### TASK BRIEF
Filter these entries so that only lines with the word "wider" remain.

************

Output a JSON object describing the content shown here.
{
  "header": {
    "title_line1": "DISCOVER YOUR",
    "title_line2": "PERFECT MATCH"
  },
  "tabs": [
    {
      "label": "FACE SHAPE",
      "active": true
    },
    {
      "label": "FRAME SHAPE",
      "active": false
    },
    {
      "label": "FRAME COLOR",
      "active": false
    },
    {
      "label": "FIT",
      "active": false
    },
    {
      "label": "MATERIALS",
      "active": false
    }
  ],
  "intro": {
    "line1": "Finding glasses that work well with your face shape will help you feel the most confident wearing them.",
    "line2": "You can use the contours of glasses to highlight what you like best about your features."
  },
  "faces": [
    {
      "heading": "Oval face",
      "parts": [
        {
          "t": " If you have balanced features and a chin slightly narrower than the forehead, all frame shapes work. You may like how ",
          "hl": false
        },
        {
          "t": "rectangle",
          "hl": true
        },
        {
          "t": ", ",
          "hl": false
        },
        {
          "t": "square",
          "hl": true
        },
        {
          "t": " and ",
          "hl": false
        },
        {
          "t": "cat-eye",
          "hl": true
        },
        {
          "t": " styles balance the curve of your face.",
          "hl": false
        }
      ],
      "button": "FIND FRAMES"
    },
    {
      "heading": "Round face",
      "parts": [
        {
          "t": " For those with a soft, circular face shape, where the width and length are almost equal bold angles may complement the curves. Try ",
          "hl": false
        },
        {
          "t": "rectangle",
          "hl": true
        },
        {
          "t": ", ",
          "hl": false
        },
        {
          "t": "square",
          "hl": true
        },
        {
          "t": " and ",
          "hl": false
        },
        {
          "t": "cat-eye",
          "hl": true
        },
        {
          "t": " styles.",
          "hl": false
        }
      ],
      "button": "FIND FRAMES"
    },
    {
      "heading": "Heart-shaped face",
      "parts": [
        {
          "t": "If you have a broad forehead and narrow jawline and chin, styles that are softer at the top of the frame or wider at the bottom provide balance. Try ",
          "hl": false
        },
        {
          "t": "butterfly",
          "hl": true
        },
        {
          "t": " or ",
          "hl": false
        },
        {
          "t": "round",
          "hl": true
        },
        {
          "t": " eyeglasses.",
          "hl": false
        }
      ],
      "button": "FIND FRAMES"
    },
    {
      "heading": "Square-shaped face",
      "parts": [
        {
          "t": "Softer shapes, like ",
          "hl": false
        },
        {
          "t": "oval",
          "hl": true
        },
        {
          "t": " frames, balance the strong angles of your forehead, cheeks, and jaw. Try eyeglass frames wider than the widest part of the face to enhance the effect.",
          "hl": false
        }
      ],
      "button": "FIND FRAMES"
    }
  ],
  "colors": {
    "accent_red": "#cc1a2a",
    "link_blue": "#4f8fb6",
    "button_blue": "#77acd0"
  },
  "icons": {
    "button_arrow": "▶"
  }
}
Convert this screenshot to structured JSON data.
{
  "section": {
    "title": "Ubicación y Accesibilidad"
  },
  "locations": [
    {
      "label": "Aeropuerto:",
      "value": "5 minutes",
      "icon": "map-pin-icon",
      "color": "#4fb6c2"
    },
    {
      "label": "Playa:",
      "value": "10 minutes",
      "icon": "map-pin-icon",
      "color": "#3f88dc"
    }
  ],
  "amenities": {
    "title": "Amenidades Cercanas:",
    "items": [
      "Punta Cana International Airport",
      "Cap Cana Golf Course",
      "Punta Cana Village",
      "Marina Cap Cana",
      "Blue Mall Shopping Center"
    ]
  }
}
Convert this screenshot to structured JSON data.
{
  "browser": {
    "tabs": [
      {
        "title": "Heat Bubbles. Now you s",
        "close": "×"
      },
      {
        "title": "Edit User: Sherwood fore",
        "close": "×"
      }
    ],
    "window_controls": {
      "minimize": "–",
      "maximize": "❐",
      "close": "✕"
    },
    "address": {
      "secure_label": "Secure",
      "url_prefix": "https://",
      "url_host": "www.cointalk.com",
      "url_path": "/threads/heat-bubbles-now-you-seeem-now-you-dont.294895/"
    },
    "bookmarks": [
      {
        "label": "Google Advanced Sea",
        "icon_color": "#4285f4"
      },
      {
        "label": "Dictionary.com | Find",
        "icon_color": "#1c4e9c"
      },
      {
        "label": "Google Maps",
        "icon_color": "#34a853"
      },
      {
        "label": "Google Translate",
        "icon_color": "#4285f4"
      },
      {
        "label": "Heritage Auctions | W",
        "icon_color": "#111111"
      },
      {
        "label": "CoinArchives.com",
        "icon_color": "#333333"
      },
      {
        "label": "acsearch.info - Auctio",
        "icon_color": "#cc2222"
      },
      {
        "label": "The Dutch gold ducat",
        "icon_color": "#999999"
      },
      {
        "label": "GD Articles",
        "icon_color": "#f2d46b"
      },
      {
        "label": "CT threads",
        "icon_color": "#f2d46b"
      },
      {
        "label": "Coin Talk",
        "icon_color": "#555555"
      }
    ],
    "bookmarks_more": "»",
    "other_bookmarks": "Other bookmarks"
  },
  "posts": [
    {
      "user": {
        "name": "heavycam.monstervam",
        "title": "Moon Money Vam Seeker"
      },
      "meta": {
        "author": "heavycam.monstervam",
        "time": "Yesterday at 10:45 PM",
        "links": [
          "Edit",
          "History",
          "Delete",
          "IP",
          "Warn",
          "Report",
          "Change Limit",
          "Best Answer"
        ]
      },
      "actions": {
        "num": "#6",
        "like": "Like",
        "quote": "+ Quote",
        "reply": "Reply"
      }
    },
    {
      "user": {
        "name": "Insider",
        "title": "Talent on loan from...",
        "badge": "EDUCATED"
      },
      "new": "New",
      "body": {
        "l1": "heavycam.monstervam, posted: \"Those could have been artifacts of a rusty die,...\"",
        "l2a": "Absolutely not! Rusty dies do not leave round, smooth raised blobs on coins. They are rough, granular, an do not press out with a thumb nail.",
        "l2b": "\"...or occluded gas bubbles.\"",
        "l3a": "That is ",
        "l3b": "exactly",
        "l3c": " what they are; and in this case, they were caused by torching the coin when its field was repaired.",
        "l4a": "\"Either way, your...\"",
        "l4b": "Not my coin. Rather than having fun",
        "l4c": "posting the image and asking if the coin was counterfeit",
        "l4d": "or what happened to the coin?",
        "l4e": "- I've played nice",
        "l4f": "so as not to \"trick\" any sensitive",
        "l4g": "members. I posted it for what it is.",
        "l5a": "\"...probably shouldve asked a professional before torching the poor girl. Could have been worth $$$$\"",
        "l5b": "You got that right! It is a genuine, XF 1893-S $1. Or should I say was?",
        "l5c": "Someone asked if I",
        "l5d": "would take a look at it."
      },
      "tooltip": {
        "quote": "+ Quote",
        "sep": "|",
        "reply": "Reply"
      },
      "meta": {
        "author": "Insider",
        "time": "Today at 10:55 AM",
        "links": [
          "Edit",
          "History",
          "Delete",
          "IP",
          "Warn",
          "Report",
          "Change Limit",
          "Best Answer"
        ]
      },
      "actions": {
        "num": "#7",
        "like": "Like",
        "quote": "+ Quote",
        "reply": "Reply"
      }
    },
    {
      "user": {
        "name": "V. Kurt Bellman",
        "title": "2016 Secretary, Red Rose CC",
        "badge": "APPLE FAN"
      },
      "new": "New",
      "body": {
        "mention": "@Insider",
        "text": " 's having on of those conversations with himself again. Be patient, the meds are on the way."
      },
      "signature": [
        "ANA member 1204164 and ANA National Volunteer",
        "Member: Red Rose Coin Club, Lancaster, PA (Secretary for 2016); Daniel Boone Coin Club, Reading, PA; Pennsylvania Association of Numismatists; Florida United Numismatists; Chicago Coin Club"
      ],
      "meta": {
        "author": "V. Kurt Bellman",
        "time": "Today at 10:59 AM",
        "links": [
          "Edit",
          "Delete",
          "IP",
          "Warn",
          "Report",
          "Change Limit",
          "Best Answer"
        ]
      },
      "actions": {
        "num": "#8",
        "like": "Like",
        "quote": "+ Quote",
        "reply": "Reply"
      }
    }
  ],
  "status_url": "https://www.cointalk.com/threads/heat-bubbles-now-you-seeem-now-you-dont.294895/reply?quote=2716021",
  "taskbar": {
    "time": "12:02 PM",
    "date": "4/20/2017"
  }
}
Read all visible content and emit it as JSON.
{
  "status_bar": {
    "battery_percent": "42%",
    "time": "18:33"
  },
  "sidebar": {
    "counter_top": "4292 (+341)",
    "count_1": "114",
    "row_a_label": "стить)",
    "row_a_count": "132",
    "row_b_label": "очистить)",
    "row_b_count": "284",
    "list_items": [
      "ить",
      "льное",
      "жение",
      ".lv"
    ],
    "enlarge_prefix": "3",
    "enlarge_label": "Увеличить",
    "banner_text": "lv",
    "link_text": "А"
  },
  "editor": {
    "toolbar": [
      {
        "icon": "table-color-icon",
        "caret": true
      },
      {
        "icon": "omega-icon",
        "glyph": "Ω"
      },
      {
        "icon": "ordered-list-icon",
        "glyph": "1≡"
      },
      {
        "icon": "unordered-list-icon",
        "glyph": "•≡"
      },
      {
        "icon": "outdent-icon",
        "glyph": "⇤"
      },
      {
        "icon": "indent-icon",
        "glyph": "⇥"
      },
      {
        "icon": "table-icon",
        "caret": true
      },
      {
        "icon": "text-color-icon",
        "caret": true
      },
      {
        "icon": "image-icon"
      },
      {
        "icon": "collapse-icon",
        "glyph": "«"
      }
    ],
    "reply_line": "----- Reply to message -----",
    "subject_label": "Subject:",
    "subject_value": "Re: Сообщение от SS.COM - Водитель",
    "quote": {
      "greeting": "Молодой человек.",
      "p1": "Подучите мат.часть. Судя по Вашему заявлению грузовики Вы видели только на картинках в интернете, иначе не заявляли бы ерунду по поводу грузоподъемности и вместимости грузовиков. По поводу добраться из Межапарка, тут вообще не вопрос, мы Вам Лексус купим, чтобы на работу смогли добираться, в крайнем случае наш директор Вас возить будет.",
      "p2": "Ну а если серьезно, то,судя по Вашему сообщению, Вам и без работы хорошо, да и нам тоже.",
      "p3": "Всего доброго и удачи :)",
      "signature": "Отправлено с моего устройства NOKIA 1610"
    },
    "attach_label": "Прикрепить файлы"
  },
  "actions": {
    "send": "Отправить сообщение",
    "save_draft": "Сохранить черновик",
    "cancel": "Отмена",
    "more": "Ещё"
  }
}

************

### RESPONSE TO THIS EXERCISE
          "t": "If you have a broad forehead and narrow jawline and chin, styles that are softer at the top of the frame or wider at the bottom provide balance. Try ",
          "t": " frames, balance the strong angles of your forehead, cheeks, and jaw. Try eyeglass frames wider than the widest part of the face to enhance the effect.",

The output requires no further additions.